**Short task:**
Retype the data below without altering anything.
======== Records
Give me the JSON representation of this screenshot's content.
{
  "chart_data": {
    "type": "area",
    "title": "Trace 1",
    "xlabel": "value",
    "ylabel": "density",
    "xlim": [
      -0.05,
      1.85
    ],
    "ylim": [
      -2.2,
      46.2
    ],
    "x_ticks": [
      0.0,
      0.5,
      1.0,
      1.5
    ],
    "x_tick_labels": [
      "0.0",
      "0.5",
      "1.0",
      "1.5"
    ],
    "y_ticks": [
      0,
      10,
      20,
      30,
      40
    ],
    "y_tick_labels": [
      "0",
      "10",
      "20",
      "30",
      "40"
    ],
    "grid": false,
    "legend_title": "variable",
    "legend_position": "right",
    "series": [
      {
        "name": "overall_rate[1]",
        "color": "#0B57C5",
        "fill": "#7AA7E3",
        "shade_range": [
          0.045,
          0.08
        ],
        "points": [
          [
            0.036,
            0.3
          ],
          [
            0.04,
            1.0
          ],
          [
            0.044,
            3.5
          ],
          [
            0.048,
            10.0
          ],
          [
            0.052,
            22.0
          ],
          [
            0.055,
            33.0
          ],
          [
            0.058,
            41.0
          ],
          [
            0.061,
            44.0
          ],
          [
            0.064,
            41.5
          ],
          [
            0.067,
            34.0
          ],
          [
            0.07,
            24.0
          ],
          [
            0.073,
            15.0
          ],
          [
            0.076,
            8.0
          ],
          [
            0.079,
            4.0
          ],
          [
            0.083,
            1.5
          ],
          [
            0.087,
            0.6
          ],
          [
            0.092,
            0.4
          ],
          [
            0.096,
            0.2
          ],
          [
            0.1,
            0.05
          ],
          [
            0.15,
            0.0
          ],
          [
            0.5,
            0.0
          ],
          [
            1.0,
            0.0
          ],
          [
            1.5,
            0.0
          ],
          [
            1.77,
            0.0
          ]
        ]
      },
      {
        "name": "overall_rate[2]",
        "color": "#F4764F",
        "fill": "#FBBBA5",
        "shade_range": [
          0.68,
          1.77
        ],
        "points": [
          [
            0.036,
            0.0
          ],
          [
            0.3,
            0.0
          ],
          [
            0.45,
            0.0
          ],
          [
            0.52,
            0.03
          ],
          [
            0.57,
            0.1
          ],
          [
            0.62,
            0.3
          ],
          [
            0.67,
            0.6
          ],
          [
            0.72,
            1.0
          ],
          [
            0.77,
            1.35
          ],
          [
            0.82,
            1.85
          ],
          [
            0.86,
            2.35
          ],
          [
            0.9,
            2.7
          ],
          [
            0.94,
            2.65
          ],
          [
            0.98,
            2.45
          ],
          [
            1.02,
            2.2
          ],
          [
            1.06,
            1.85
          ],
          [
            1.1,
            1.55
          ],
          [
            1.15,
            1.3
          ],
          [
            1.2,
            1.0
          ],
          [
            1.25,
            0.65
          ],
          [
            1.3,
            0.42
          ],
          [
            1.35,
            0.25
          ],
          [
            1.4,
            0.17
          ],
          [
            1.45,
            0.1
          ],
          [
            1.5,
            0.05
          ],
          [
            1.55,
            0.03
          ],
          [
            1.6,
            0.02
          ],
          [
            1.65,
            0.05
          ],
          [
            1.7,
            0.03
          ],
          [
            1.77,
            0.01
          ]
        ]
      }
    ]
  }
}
================
**Finished task:**
Give me the JSON representation of this screenshot's content.
{
  "chart_data": {
    "type": "area",
    "title": "Trace 1",
    "xlabel": "value",
    "ylabel": "density",
    "xlim": [
      -0.05,
      1.85
    ],
    "ylim": [
      -2.2,
      46.2
    ],
    "x_ticks": [
      0.0,
      0.5,
      1.0,
      1.5
    ],
    "x_tick_labels": [
      "0.0",
      "0.5",
      "1.0",
      "1.5"
    ],
    "y_ticks": [
      0,
      10,
      20,
      30,
      40
    ],
    "y_tick_labels": [
      "0",
      "10",
      "20",
      "30",
      "40"
    ],
    "grid": false,
    "legend_title": "variable",
    "legend_position": "right",
    "series": [
      {
        "name": "overall_rate[1]",
        "color": "#0B57C5",
        "fill": "#7AA7E3",
        "shade_range": [
          0.045,
          0.08
        ],
        "points": [
          [
            0.036,
            0.3
          ],
          [
            0.04,
            1.0
          ],
          [
            0.044,
            3.5
          ],
          [
            0.048,
            10.0
          ],
          [
            0.052,
            22.0
          ],
          [
            0.055,
            33.0
          ],
          [
            0.058,
            41.0
          ],
          [
            0.061,
            44.0
          ],
          [
            0.064,
            41.5
          ],
          [
            0.067,
            34.0
          ],
          [
            0.07,
            24.0
          ],
          [
            0.073,
            15.0
          ],
          [
            0.076,
            8.0
          ],
          [
            0.079,
            4.0
          ],
          [
            0.083,
            1.5
          ],
          [
            0.087,
            0.6
          ],
          [
            0.092,
            0.4
          ],
          [
            0.096,
            0.2
          ],
          [
            0.1,
            0.05
          ],
          [
            0.15,
            0.0
          ],
          [
            0.5,
            0.0
          ],
          [
            1.0,
            0.0
          ],
          [
            1.5,
            0.0
          ],
          [
            1.77,
            0.0
          ]
        ]
      },
      {
        "name": "overall_rate[2]",
        "color": "#F4764F",
        "fill": "#FBBBA5",
        "shade_range": [
          0.68,
          1.77
        ],
        "points": [
          [
            0.036,
            0.0
          ],
          [
            0.3,
            0.0
          ],
          [
            0.45,
            0.0
          ],
          [
            0.52,
            0.03
          ],
          [
            0.57,
            0.1
          ],
          [
            0.62,
            0.3
          ],
          [
            0.67,
            0.6
          ],
          [
            0.72,
            1.0
          ],
          [
            0.77,
            1.35
          ],
          [
            0.82,
            1.85
          ],
          [
            0.86,
            2.35
          ],
          [
            0.9,
            2.7
          ],
          [
            0.94,
            2.65
          ],
          [
            0.98,
            2.45
          ],
          [
            1.02,
            2.2
          ],
          [
            1.06,
            1.85
          ],
          [
            1.1,
            1.55
          ],
          [
            1.15,
            1.3
          ],
          [
            1.2,
            1.0
          ],
          [
            1.25,
            0.65
          ],
          [
            1.3,
            0.42
          ],
          [
            1.35,
            0.25
          ],
          [
            1.4,
            0.17
          ],
          [
            1.45,
            0.1
          ],
          [
            1.5,
            0.05
          ],
          [
            1.55,
            0.03
          ],
          [
            1.6,
            0.02
          ],
          [
            1.65,
            0.05
          ],
          [
            1.7,
            0.03
          ],
          [
            1.77,
            0.01
          ]
        ]
      }
    ]
  }
}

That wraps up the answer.